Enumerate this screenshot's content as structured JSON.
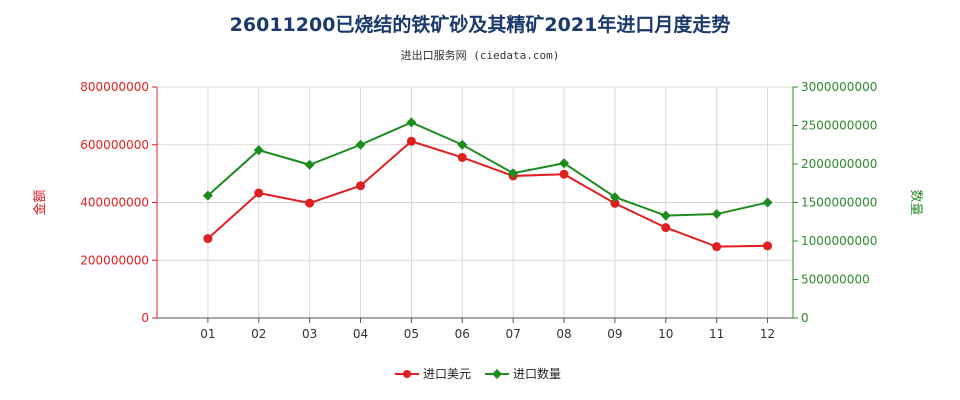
{
  "chart_data": {
    "type": "line",
    "title": "26011200已烧结的铁矿砂及其精矿2021年进口月度走势",
    "subtitle": "进出口服务网 (ciedata.com)",
    "categories": [
      "01",
      "02",
      "03",
      "04",
      "05",
      "06",
      "07",
      "08",
      "09",
      "10",
      "11",
      "12"
    ],
    "y_left": {
      "label": "金额",
      "ticks": [
        "0",
        "200000000",
        "400000000",
        "600000000",
        "800000000"
      ],
      "range": [
        0,
        800000000
      ]
    },
    "y_right": {
      "label": "数量",
      "ticks": [
        "0",
        "500000000",
        "1000000000",
        "1500000000",
        "2000000000",
        "2500000000",
        "3000000000"
      ],
      "range": [
        0,
        3000000000
      ]
    },
    "series": [
      {
        "name": "进口美元",
        "axis": "left",
        "color": "#e02020",
        "marker": "circle",
        "values": [
          275000000,
          433000000,
          398000000,
          458000000,
          612000000,
          556000000,
          492000000,
          498000000,
          397000000,
          313000000,
          247000000,
          250000000
        ]
      },
      {
        "name": "进口数量",
        "axis": "right",
        "color": "#1e8c1e",
        "marker": "diamond",
        "values": [
          1590000000,
          2180000000,
          1990000000,
          2250000000,
          2540000000,
          2250000000,
          1880000000,
          2010000000,
          1570000000,
          1330000000,
          1350000000,
          1500000000
        ]
      }
    ],
    "grid": true,
    "legend": "bottom-center"
  }
}
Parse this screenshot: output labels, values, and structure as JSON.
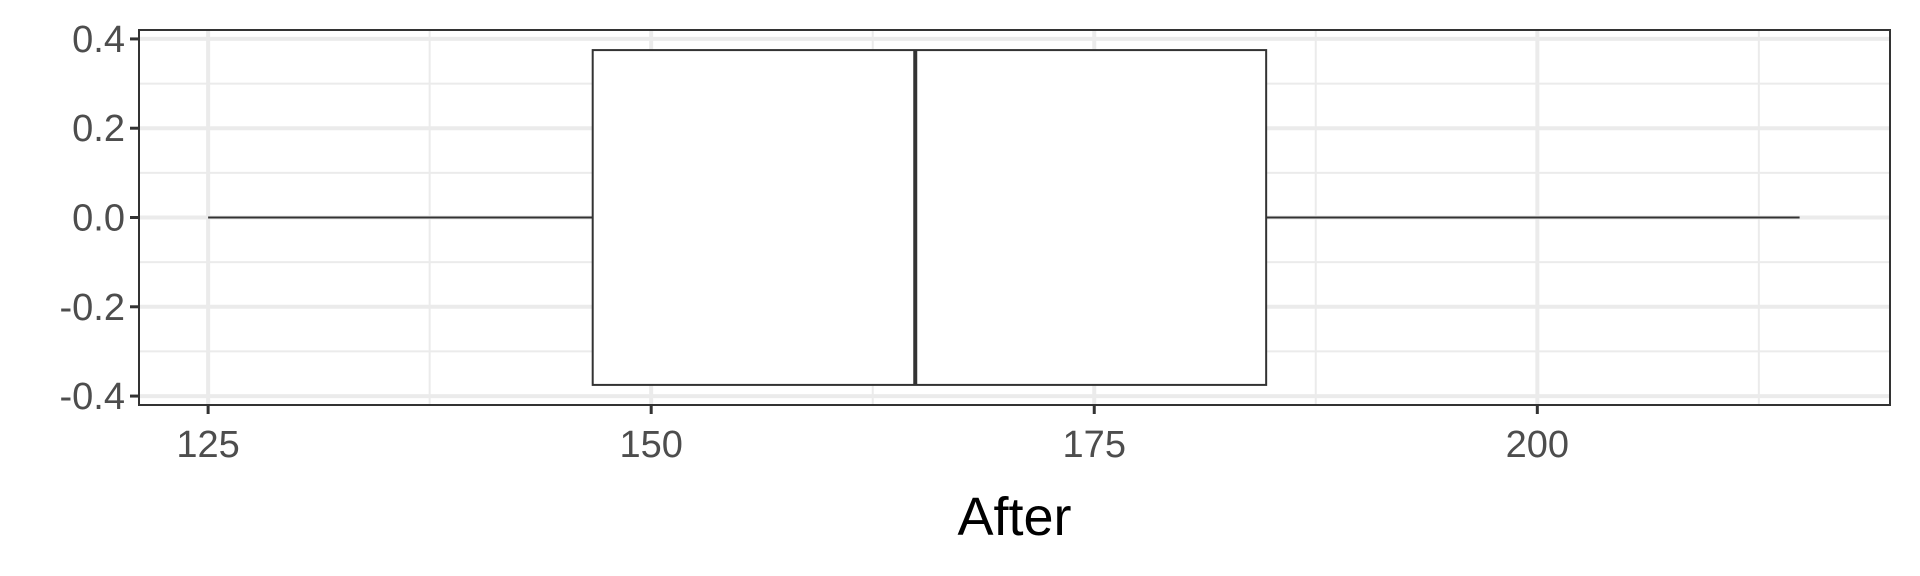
{
  "chart_data": {
    "type": "boxplot",
    "title": "",
    "xlabel": "After",
    "ylabel": "",
    "xlim": [
      121.1,
      219.9
    ],
    "ylim": [
      -0.42,
      0.42
    ],
    "x_ticks": [
      125,
      150,
      175,
      200
    ],
    "x_tick_labels": [
      "125",
      "150",
      "175",
      "200"
    ],
    "x_minor_ticks": [
      137.5,
      162.5,
      187.5,
      212.5
    ],
    "y_ticks": [
      0.4,
      0.2,
      0.0,
      -0.2,
      -0.4
    ],
    "y_tick_labels": [
      "0.4",
      "0.2",
      "0.0",
      "-0.2",
      "-0.4"
    ],
    "y_minor_ticks": [
      0.3,
      0.1,
      -0.1,
      -0.3
    ],
    "grid": true,
    "box": {
      "min": 125,
      "q1": 146.7,
      "median": 164.9,
      "q3": 184.7,
      "max": 214.8,
      "y_center": 0.0,
      "half_width": 0.375
    },
    "colors": {
      "panel_border": "#333333",
      "grid": "#ebebeb",
      "box_fill": "#ffffff",
      "box_stroke": "#333333"
    }
  }
}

§ **PROBLEM TO SOLVE**
Images must not appear in the copy; reproduce everything else in the records verbatim.

§ **REPLY TO THE EXERCISE**
Enumerate this screenshot's content as structured JSON.
{
  "chart_data": {
    "type": "line",
    "title": "26011200已烧结的铁矿砂及其精矿2021年进口月度走势",
    "subtitle": "进出口服务网 (ciedata.com)",
    "categories": [
      "01",
      "02",
      "03",
      "04",
      "05",
      "06",
      "07",
      "08",
      "09",
      "10",
      "11",
      "12"
    ],
    "y_left": {
      "label": "金额",
      "ticks": [
        "0",
        "200000000",
        "400000000",
        "600000000",
        "800000000"
      ],
      "range": [
        0,
        800000000
      ]
    },
    "y_right": {
      "label": "数量",
      "ticks": [
        "0",
        "500000000",
        "1000000000",
        "1500000000",
        "2000000000",
        "2500000000",
        "3000000000"
      ],
      "range": [
        0,
        3000000000
      ]
    },
    "series": [
      {
        "name": "进口美元",
        "axis": "left",
        "color": "#e02020",
        "marker": "circle",
        "values": [
          275000000,
          433000000,
          398000000,
          458000000,
          612000000,
          556000000,
          492000000,
          498000000,
          397000000,
          313000000,
          247000000,
          250000000
        ]
      },
      {
        "name": "进口数量",
        "axis": "right",
        "color": "#1e8c1e",
        "marker": "diamond",
        "values": [
          1590000000,
          2180000000,
          1990000000,
          2250000000,
          2540000000,
          2250000000,
          1880000000,
          2010000000,
          1570000000,
          1330000000,
          1350000000,
          1500000000
        ]
      }
    ],
    "grid": true,
    "legend": "bottom-center"
  }
}
Parse this screenshot: output labels, values, and structure as JSON.
{
  "chart_data": {
    "type": "boxplot",
    "title": "",
    "xlabel": "After",
    "ylabel": "",
    "xlim": [
      121.1,
      219.9
    ],
    "ylim": [
      -0.42,
      0.42
    ],
    "x_ticks": [
      125,
      150,
      175,
      200
    ],
    "x_tick_labels": [
      "125",
      "150",
      "175",
      "200"
    ],
    "x_minor_ticks": [
      137.5,
      162.5,
      187.5,
      212.5
    ],
    "y_ticks": [
      0.4,
      0.2,
      0.0,
      -0.2,
      -0.4
    ],
    "y_tick_labels": [
      "0.4",
      "0.2",
      "0.0",
      "-0.2",
      "-0.4"
    ],
    "y_minor_ticks": [
      0.3,
      0.1,
      -0.1,
      -0.3
    ],
    "grid": true,
    "box": {
      "min": 125,
      "q1": 146.7,
      "median": 164.9,
      "q3": 184.7,
      "max": 214.8,
      "y_center": 0.0,
      "half_width": 0.375
    },
    "colors": {
      "panel_border": "#333333",
      "grid": "#ebebeb",
      "box_fill": "#ffffff",
      "box_stroke": "#333333"
    }
  }
}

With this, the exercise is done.